## Problem statement
Collect from the data below each line with "παλιά".

## Information supplied
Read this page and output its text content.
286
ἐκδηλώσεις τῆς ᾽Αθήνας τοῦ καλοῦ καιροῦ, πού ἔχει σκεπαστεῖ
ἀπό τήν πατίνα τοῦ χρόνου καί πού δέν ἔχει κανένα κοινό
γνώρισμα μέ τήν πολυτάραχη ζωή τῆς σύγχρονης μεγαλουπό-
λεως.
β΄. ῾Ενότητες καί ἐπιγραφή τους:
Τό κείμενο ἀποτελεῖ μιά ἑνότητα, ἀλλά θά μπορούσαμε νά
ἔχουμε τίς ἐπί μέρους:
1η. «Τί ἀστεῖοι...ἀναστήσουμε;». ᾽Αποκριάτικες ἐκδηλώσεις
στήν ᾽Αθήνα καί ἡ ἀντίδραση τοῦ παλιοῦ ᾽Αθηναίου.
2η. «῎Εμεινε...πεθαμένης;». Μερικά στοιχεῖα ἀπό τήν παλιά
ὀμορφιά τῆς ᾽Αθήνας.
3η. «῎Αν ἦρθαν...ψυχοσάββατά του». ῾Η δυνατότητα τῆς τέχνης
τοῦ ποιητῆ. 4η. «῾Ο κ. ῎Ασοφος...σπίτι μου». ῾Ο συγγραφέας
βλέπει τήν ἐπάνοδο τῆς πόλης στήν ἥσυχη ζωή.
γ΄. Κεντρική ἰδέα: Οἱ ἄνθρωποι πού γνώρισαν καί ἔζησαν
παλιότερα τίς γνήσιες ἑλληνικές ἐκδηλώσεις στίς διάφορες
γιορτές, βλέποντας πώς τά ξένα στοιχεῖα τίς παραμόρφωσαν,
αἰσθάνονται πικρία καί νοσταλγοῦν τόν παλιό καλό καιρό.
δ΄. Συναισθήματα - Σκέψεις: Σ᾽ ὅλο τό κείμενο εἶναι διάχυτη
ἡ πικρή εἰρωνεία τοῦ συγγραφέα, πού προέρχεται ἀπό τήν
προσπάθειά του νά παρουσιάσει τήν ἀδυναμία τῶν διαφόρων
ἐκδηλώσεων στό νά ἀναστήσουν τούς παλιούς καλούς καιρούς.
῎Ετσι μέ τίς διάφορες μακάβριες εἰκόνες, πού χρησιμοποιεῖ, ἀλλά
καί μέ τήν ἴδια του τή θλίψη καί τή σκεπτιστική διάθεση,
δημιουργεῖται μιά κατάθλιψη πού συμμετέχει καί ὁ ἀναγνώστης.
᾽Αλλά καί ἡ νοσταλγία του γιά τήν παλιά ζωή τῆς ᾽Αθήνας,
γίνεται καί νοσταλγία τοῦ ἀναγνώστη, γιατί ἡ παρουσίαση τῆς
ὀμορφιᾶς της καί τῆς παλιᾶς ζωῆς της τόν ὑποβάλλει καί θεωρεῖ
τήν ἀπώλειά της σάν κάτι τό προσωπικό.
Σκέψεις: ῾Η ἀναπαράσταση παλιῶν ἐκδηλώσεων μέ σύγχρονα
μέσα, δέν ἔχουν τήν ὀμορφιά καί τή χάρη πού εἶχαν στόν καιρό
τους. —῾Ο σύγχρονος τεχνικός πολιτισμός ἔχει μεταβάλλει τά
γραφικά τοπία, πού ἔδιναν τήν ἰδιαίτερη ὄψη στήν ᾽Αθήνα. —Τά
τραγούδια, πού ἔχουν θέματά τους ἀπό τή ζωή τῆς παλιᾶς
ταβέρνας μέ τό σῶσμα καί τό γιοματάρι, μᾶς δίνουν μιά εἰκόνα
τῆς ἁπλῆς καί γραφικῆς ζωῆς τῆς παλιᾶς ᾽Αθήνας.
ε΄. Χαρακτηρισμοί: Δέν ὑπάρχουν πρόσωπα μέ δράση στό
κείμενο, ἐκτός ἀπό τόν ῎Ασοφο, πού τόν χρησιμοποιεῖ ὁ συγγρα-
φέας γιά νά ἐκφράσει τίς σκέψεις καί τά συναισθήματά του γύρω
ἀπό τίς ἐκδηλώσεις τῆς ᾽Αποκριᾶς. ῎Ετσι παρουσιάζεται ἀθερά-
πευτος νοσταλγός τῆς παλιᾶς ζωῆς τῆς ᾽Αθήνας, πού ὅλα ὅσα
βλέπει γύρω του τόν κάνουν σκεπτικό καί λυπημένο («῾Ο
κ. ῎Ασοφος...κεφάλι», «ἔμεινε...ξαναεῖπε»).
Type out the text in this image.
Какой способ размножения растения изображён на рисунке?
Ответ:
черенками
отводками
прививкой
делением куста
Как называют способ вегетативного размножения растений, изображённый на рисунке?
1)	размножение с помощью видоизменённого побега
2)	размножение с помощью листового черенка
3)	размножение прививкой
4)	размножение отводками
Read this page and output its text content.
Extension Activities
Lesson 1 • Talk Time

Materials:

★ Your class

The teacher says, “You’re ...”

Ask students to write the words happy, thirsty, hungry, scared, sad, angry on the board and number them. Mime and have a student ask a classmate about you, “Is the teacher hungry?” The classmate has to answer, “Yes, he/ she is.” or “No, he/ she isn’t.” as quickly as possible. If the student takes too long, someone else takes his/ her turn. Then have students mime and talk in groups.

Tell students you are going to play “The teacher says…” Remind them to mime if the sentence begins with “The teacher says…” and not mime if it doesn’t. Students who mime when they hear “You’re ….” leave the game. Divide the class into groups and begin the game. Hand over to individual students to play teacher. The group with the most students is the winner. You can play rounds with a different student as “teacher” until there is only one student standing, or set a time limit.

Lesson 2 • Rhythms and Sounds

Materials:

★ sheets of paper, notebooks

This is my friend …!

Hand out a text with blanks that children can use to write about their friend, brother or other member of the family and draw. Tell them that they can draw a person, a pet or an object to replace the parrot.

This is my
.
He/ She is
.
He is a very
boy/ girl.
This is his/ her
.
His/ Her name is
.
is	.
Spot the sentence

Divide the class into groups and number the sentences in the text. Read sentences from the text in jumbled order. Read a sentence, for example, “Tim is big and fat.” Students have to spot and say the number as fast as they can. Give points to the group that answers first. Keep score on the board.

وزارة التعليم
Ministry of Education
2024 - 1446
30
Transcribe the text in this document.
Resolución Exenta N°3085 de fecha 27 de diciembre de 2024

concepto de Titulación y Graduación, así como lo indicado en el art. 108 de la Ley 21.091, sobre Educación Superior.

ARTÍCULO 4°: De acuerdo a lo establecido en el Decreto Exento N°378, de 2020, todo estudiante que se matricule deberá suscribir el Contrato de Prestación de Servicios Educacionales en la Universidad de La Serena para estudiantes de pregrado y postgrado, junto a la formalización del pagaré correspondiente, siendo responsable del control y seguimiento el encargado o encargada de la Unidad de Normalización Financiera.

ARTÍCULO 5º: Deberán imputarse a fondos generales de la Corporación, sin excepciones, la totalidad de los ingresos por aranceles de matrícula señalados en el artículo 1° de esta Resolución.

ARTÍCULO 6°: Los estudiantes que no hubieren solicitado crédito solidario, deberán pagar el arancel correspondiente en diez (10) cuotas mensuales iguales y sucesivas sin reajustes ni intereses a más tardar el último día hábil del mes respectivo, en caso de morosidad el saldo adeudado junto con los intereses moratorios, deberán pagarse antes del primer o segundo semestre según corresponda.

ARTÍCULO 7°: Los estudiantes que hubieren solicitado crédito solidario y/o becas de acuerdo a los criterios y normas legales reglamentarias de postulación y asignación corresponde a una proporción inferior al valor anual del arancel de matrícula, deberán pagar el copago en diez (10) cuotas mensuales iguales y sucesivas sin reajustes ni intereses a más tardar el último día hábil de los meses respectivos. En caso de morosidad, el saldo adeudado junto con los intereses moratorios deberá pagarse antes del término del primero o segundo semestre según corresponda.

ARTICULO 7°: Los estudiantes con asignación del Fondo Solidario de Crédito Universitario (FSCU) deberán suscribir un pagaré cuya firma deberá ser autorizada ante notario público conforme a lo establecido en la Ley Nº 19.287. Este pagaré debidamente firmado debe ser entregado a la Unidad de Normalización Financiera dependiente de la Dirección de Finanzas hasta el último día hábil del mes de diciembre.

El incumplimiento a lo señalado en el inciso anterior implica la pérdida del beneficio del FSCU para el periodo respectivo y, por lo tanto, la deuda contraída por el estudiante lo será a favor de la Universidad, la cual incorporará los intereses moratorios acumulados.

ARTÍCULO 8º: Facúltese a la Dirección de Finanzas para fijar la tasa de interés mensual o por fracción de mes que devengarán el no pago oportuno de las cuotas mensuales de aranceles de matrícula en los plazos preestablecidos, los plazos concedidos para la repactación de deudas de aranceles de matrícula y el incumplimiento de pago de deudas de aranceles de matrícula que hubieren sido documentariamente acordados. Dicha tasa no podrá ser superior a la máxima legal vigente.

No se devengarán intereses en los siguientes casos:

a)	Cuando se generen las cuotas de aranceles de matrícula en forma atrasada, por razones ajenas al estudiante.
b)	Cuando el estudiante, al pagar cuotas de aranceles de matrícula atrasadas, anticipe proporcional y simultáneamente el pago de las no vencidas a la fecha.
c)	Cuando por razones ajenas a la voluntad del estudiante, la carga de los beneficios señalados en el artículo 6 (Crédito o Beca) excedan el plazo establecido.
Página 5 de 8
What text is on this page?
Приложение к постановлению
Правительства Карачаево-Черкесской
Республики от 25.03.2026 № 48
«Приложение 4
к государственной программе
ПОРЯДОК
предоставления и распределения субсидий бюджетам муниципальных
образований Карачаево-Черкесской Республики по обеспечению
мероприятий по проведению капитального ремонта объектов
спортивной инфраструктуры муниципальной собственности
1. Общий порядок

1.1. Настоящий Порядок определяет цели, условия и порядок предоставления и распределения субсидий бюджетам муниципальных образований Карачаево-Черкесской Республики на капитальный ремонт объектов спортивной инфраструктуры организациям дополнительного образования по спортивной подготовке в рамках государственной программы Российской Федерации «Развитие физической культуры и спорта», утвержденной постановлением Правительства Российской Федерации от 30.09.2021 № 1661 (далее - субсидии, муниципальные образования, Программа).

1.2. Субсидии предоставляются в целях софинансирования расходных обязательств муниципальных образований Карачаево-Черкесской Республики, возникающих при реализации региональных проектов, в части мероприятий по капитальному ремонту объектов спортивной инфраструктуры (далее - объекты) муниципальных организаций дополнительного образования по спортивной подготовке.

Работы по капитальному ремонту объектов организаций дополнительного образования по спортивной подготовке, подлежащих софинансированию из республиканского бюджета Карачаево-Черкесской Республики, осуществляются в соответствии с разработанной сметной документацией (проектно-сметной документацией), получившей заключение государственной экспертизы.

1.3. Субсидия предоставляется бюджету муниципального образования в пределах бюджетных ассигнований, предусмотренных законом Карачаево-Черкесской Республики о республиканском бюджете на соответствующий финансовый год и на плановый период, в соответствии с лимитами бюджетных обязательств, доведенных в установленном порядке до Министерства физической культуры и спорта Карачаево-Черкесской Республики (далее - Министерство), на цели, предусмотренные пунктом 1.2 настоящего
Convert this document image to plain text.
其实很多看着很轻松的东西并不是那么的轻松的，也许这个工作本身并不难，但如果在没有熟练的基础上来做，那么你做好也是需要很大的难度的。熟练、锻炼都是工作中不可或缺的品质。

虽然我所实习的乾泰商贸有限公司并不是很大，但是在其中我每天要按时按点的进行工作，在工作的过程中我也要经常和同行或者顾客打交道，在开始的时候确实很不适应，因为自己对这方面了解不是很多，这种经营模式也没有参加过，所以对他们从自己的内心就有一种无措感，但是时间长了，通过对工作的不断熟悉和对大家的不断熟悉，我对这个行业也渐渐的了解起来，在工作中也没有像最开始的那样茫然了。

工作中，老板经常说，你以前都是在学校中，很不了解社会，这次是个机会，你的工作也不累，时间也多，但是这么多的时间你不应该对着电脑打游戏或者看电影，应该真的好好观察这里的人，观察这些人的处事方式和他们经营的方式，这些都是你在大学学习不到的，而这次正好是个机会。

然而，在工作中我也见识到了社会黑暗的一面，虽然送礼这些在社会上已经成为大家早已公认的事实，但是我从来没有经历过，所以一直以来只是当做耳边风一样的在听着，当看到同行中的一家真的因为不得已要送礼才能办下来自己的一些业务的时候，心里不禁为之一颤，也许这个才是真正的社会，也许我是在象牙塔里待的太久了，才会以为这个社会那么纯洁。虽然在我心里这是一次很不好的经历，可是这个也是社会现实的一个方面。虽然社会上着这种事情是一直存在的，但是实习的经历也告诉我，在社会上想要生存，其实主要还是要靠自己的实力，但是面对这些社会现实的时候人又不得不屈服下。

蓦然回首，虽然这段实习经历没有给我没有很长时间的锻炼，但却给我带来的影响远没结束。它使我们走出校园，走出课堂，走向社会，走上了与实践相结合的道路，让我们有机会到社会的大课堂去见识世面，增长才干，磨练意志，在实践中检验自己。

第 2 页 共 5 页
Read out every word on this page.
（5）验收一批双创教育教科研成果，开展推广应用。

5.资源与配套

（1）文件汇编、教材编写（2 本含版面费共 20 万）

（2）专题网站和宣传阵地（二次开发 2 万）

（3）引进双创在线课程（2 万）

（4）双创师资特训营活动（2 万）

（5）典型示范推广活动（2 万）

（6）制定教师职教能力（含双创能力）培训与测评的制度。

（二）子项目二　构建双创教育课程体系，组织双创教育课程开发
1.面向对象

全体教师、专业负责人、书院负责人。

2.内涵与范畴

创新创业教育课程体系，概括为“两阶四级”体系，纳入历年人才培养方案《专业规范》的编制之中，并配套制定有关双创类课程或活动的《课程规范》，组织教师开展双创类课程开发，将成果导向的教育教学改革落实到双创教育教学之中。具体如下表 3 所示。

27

## Completed exercise
2η. «῎Εμεινε...πεθαμένης;». Μερικά στοιχεῖα ἀπό τήν παλιά
᾽Αλλά καί ἡ νοσταλγία του γιά τήν παλιά ζωή τῆς ᾽Αθήνας,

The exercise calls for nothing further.